Direction :: Identify all lines below that hold "document" and collect them.
-- -- --
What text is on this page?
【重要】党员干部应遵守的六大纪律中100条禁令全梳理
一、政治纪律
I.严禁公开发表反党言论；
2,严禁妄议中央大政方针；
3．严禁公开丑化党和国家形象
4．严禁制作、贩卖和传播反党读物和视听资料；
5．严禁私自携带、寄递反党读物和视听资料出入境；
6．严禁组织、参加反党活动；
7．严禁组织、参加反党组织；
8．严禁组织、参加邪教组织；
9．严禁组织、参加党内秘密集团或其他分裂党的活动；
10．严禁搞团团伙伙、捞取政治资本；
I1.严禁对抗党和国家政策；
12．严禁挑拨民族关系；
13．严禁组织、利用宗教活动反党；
-- -- --
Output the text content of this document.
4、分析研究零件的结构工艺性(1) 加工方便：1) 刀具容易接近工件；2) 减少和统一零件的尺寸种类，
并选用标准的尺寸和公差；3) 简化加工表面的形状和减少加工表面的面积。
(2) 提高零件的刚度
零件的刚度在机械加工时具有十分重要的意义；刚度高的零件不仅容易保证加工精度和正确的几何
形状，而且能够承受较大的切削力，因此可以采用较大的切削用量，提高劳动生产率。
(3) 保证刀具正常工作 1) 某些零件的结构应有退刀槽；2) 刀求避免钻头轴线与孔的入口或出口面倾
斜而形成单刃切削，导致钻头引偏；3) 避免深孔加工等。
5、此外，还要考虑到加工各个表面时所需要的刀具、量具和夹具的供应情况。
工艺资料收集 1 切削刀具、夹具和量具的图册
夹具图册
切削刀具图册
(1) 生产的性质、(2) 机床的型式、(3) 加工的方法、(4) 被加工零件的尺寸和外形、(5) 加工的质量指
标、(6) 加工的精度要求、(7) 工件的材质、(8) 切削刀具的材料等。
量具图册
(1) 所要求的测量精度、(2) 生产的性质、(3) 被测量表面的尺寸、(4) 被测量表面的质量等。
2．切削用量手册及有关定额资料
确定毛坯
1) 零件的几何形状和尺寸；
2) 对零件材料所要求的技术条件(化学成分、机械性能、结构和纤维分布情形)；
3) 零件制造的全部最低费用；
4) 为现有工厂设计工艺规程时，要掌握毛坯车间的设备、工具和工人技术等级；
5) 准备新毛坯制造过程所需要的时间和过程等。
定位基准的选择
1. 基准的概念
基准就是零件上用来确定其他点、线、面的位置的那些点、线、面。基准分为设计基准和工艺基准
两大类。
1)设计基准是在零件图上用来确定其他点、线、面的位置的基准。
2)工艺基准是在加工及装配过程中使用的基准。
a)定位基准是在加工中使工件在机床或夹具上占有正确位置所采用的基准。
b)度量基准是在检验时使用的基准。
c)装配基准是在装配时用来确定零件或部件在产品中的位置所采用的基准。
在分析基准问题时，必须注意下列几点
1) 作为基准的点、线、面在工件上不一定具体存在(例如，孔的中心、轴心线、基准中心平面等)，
-- -- --
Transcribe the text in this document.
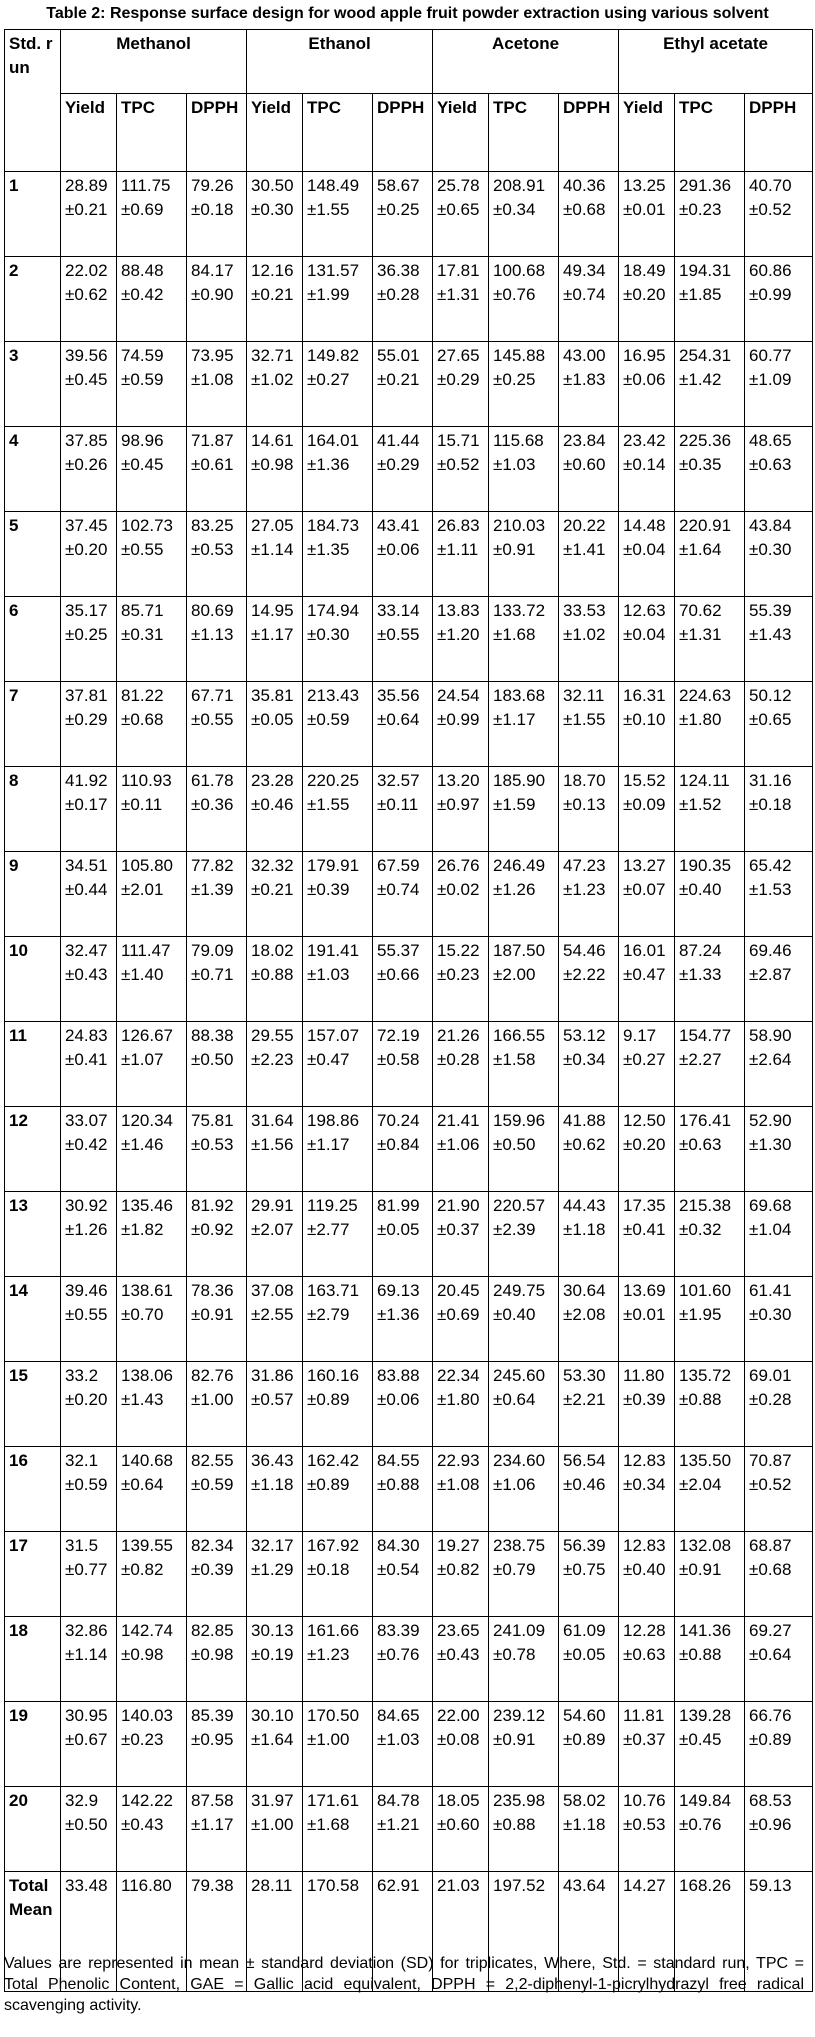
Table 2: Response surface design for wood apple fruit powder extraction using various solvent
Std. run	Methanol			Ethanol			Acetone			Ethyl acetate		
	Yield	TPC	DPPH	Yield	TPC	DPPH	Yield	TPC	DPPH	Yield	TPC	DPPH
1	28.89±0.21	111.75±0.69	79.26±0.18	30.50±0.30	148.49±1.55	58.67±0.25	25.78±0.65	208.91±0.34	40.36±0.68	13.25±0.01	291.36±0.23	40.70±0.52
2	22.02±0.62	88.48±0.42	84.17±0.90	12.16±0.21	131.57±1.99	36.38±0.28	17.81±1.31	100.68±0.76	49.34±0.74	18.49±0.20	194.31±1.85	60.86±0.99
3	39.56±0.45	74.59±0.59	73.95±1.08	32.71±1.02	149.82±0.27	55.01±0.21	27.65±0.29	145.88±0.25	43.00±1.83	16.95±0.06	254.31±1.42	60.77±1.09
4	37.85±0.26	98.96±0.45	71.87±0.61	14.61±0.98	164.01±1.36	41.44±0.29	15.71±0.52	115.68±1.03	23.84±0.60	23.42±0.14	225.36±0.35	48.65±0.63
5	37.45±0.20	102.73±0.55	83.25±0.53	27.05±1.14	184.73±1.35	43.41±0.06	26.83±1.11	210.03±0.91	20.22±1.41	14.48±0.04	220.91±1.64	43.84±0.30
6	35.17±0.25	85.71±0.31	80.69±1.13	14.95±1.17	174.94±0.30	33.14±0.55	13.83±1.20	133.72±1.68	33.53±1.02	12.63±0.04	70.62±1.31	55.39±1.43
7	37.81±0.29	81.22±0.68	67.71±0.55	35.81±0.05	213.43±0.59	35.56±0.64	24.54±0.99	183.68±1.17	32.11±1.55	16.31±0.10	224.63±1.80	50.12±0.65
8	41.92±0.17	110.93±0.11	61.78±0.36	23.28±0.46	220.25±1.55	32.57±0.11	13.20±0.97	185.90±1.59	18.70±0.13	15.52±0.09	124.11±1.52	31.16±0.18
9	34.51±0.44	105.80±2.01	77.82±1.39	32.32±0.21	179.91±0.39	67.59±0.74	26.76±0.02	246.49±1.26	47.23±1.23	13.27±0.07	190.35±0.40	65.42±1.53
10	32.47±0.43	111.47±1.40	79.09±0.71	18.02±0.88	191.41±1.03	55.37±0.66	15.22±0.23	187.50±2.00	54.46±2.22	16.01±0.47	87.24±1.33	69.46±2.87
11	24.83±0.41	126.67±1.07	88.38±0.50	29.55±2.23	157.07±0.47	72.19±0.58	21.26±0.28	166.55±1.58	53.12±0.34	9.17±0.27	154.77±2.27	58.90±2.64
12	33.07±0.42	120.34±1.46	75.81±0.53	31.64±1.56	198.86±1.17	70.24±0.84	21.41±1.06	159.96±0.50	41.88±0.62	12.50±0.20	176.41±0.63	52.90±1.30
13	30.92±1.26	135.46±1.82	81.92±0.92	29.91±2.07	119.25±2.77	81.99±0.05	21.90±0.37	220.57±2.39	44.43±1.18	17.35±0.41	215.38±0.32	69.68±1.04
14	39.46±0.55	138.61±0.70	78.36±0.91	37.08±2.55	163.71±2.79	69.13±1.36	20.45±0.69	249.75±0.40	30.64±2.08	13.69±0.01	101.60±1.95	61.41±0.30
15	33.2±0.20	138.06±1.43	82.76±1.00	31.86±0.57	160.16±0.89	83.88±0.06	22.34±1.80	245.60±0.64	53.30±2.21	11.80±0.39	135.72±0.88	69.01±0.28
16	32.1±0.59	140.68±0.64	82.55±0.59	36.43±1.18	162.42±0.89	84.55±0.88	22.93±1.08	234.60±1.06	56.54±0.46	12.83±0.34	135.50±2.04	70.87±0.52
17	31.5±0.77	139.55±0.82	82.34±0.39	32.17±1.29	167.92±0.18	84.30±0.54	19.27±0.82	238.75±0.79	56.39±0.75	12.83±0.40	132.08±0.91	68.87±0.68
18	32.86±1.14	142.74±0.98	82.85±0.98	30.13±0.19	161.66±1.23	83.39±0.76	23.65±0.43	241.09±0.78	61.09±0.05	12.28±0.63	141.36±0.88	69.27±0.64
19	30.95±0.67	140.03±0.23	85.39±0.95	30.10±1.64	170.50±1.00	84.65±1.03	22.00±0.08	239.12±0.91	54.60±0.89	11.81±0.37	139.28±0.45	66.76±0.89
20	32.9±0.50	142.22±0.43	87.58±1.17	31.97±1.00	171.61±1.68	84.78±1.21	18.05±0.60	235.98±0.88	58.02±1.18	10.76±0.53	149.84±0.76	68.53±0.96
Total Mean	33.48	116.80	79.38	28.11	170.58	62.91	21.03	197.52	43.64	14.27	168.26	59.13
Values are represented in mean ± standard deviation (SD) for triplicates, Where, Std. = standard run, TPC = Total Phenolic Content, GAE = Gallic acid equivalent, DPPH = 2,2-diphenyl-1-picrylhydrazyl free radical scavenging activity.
-- -- --
Correct result ::
Output the text content of this document.
Transcribe the text in this document.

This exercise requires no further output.